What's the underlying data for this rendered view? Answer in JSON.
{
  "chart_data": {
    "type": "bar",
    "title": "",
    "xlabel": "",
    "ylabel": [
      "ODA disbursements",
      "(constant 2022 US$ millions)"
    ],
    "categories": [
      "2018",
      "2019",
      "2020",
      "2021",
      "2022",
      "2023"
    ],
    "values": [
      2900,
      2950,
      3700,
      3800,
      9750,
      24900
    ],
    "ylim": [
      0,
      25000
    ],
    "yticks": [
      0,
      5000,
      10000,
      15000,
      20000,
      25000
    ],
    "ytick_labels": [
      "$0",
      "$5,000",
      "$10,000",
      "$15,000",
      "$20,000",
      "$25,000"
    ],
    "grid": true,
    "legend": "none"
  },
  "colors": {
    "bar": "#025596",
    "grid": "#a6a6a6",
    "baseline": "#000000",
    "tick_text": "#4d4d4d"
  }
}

+ + +

# EXERCISE
Extract all of the data exactly as written.

# TASK OUTPUT
What's the underlying data for this rendered view? Answer in JSON.
{
  "chart_data": {
    "type": "bar",
    "title": "",
    "xlabel": "",
    "ylabel": [
      "ODA disbursements",
      "(constant 2022 US$ millions)"
    ],
    "categories": [
      "2018",
      "2019",
      "2020",
      "2021",
      "2022",
      "2023"
    ],
    "values": [
      2900,
      2950,
      3700,
      3800,
      9750,
      24900
    ],
    "ylim": [
      0,
      25000
    ],
    "yticks": [
      0,
      5000,
      10000,
      15000,
      20000,
      25000
    ],
    "ytick_labels": [
      "$0",
      "$5,000",
      "$10,000",
      "$15,000",
      "$20,000",
      "$25,000"
    ],
    "grid": true,
    "legend": "none"
  },
  "colors": {
    "bar": "#025596",
    "grid": "#a6a6a6",
    "baseline": "#000000",
    "tick_text": "#4d4d4d"
  }
}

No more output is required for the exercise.